= DO THIS =
Type every record exactly as it appears.

= ITEMS =
=======

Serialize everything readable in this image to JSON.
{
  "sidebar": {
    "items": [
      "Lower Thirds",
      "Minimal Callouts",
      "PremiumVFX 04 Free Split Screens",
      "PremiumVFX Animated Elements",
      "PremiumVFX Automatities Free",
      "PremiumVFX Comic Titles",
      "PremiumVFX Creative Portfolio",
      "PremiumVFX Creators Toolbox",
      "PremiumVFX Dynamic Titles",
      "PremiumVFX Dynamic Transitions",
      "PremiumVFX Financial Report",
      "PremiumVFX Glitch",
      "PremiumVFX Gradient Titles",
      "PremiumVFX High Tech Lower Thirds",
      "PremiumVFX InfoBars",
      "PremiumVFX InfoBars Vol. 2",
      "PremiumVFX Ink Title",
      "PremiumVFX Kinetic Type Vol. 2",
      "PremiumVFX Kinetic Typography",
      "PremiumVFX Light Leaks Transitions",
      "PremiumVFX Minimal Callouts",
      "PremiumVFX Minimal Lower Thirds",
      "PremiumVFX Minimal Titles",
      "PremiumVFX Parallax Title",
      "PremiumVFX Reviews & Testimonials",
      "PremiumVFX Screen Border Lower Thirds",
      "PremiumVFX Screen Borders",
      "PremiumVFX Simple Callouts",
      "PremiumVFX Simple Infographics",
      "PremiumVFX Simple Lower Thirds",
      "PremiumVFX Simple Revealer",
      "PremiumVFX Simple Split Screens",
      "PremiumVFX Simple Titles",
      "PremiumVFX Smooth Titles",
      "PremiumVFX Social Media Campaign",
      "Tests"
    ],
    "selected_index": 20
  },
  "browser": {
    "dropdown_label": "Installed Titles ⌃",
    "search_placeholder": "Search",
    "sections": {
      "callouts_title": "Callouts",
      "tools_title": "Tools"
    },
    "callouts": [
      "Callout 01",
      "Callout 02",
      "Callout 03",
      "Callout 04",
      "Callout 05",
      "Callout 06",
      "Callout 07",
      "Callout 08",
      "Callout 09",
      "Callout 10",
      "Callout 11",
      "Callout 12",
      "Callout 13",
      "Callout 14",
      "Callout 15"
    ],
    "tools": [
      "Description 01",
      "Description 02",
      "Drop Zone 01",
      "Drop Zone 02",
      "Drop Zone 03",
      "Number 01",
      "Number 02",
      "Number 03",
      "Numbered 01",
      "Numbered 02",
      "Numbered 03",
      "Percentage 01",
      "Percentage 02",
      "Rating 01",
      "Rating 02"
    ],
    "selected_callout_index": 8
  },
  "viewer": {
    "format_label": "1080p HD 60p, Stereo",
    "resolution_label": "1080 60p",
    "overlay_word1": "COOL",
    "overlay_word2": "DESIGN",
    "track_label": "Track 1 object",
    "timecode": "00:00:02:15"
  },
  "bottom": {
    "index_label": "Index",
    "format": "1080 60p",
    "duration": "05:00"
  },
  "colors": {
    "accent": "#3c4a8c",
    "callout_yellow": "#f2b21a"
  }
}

=======

= RESULT OF THE EXERCISE =
Serialize everything readable in this image to JSON.
{
  "sidebar": {
    "items": [
      "Lower Thirds",
      "Minimal Callouts",
      "PremiumVFX 04 Free Split Screens",
      "PremiumVFX Animated Elements",
      "PremiumVFX Automatities Free",
      "PremiumVFX Comic Titles",
      "PremiumVFX Creative Portfolio",
      "PremiumVFX Creators Toolbox",
      "PremiumVFX Dynamic Titles",
      "PremiumVFX Dynamic Transitions",
      "PremiumVFX Financial Report",
      "PremiumVFX Glitch",
      "PremiumVFX Gradient Titles",
      "PremiumVFX High Tech Lower Thirds",
      "PremiumVFX InfoBars",
      "PremiumVFX InfoBars Vol. 2",
      "PremiumVFX Ink Title",
      "PremiumVFX Kinetic Type Vol. 2",
      "PremiumVFX Kinetic Typography",
      "PremiumVFX Light Leaks Transitions",
      "PremiumVFX Minimal Callouts",
      "PremiumVFX Minimal Lower Thirds",
      "PremiumVFX Minimal Titles",
      "PremiumVFX Parallax Title",
      "PremiumVFX Reviews & Testimonials",
      "PremiumVFX Screen Border Lower Thirds",
      "PremiumVFX Screen Borders",
      "PremiumVFX Simple Callouts",
      "PremiumVFX Simple Infographics",
      "PremiumVFX Simple Lower Thirds",
      "PremiumVFX Simple Revealer",
      "PremiumVFX Simple Split Screens",
      "PremiumVFX Simple Titles",
      "PremiumVFX Smooth Titles",
      "PremiumVFX Social Media Campaign",
      "Tests"
    ],
    "selected_index": 20
  },
  "browser": {
    "dropdown_label": "Installed Titles ⌃",
    "search_placeholder": "Search",
    "sections": {
      "callouts_title": "Callouts",
      "tools_title": "Tools"
    },
    "callouts": [
      "Callout 01",
      "Callout 02",
      "Callout 03",
      "Callout 04",
      "Callout 05",
      "Callout 06",
      "Callout 07",
      "Callout 08",
      "Callout 09",
      "Callout 10",
      "Callout 11",
      "Callout 12",
      "Callout 13",
      "Callout 14",
      "Callout 15"
    ],
    "tools": [
      "Description 01",
      "Description 02",
      "Drop Zone 01",
      "Drop Zone 02",
      "Drop Zone 03",
      "Number 01",
      "Number 02",
      "Number 03",
      "Numbered 01",
      "Numbered 02",
      "Numbered 03",
      "Percentage 01",
      "Percentage 02",
      "Rating 01",
      "Rating 02"
    ],
    "selected_callout_index": 8
  },
  "viewer": {
    "format_label": "1080p HD 60p, Stereo",
    "resolution_label": "1080 60p",
    "overlay_word1": "COOL",
    "overlay_word2": "DESIGN",
    "track_label": "Track 1 object",
    "timecode": "00:00:02:15"
  },
  "bottom": {
    "index_label": "Index",
    "format": "1080 60p",
    "duration": "05:00"
  },
  "colors": {
    "accent": "#3c4a8c",
    "callout_yellow": "#f2b21a"
  }
}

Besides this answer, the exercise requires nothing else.